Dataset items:
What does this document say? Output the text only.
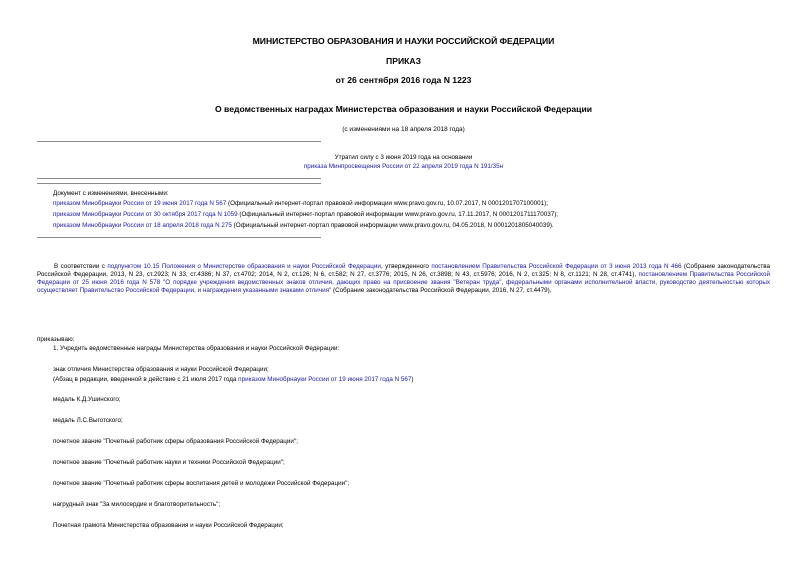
МИНИСТЕРСТВО ОБРАЗОВАНИЯ И НАУКИ РОССИЙСКОЙ ФЕДЕРАЦИИ
ПРИКАЗ
от 26 сентября 2016 года N 1223
О ведомственных наградах Министерства образования и науки Российской Федерации
(с изменениями на 18 апреля 2018 года)
Утратил силу с 3 июня 2019 года на основании
приказа Минпросвещения России от 22 апреля 2019 года N 191/35н
Документ с изменениями, внесенными:
приказом Минобрнауки России от 19 июня 2017 года N 567 (Официальный интернет-портал правовой информации www.pravo.gov.ru, 10.07.2017, N 0001201707100001);
приказом Минобрнауки России от 30 октября 2017 года N 1059 (Официальный интернет-портал правовой информации www.pravo.gov.ru, 17.11.2017, N 0001201711170037);
приказом Минобрнауки России от 18 апреля 2018 года N 275 (Официальный интернет-портал правовой информации www.pravo.gov.ru, 04.05.2018, N 0001201805040039).
В соответствии с подпунктом 10.15 Положения о Министерстве образования и науки Российской Федерации, утвержденного постановлением Правительства Российской Федерации от 3 июня 2013 года N 466 (Собрание законодательства Российской Федерации, 2013, N 23, ст.2923; N 33, ст.4386; N 37, ст.4702; 2014, N 2, ст.126; N 6, ст.582; N 27, ст.3776; 2015, N 26, ст.3898; N 43, ст.5976; 2016, N 2, ст.325; N 8, ст.1121; N 28, ст.4741), постановлением Правительства Российской Федерации от 25 июня 2016 года N 578 "О порядке учреждения ведомственных знаков отличия, дающих право на присвоение звания "Ветеран труда", федеральными органами исполнительной власти, руководство деятельностью которых осуществляет Правительство Российской Федерации, и награждения указанными знаками отличия" (Собрание законодательства Российской Федерации, 2016, N 27, ст.4479),
приказываю:
1. Учредить ведомственные награды Министерства образования и науки Российской Федерации:
знак отличия Министерства образования и науки Российской Федерации;
(Абзац в редакции, введенной в действие с 21 июля 2017 года приказом Минобрнауки России от 19 июня 2017 года N 567)
медаль К.Д.Ушинского;
медаль Л.С.Выготского;
почетное звание "Почетный работник сферы образования Российской Федерации";
почетное звание "Почетный работник науки и техники Российской Федерации";
почетное звание "Почетный работник сферы воспитания детей и молодежи Российской Федерации";
нагрудный знак "За милосердие и благотворительность";
Почетная грамота Министерства образования и науки Российской Федерации;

## WRITTEN INSTRUCTION
Leave out the pictures and retype every line above exactly.

## CORRECT RESPONSE
What does this document say? Output the text only.
МИНИСТЕРСТВО ОБРАЗОВАНИЯ И НАУКИ РОССИЙСКОЙ ФЕДЕРАЦИИ
ПРИКАЗ
от 26 сентября 2016 года N 1223
О ведомственных наградах Министерства образования и науки Российской Федерации
(с изменениями на 18 апреля 2018 года)
Утратил силу с 3 июня 2019 года на основании
приказа Минпросвещения России от 22 апреля 2019 года N 191/35н
Документ с изменениями, внесенными:
приказом Минобрнауки России от 19 июня 2017 года N 567 (Официальный интернет-портал правовой информации www.pravo.gov.ru, 10.07.2017, N 0001201707100001);
приказом Минобрнауки России от 30 октября 2017 года N 1059 (Официальный интернет-портал правовой информации www.pravo.gov.ru, 17.11.2017, N 0001201711170037);
приказом Минобрнауки России от 18 апреля 2018 года N 275 (Официальный интернет-портал правовой информации www.pravo.gov.ru, 04.05.2018, N 0001201805040039).
В соответствии с подпунктом 10.15 Положения о Министерстве образования и науки Российской Федерации, утвержденного постановлением Правительства Российской Федерации от 3 июня 2013 года N 466 (Собрание законодательства Российской Федерации, 2013, N 23, ст.2923; N 33, ст.4386; N 37, ст.4702; 2014, N 2, ст.126; N 6, ст.582; N 27, ст.3776; 2015, N 26, ст.3898; N 43, ст.5976; 2016, N 2, ст.325; N 8, ст.1121; N 28, ст.4741), постановлением Правительства Российской Федерации от 25 июня 2016 года N 578 "О порядке учреждения ведомственных знаков отличия, дающих право на присвоение звания "Ветеран труда", федеральными органами исполнительной власти, руководство деятельностью которых осуществляет Правительство Российской Федерации, и награждения указанными знаками отличия" (Собрание законодательства Российской Федерации, 2016, N 27, ст.4479),
приказываю:
1. Учредить ведомственные награды Министерства образования и науки Российской Федерации:
знак отличия Министерства образования и науки Российской Федерации;
(Абзац в редакции, введенной в действие с 21 июля 2017 года приказом Минобрнауки России от 19 июня 2017 года N 567)
медаль К.Д.Ушинского;
медаль Л.С.Выготского;
почетное звание "Почетный работник сферы образования Российской Федерации";
почетное звание "Почетный работник науки и техники Российской Федерации";
почетное звание "Почетный работник сферы воспитания детей и молодежи Российской Федерации";
нагрудный знак "За милосердие и благотворительность";
Почетная грамота Министерства образования и науки Российской Федерации;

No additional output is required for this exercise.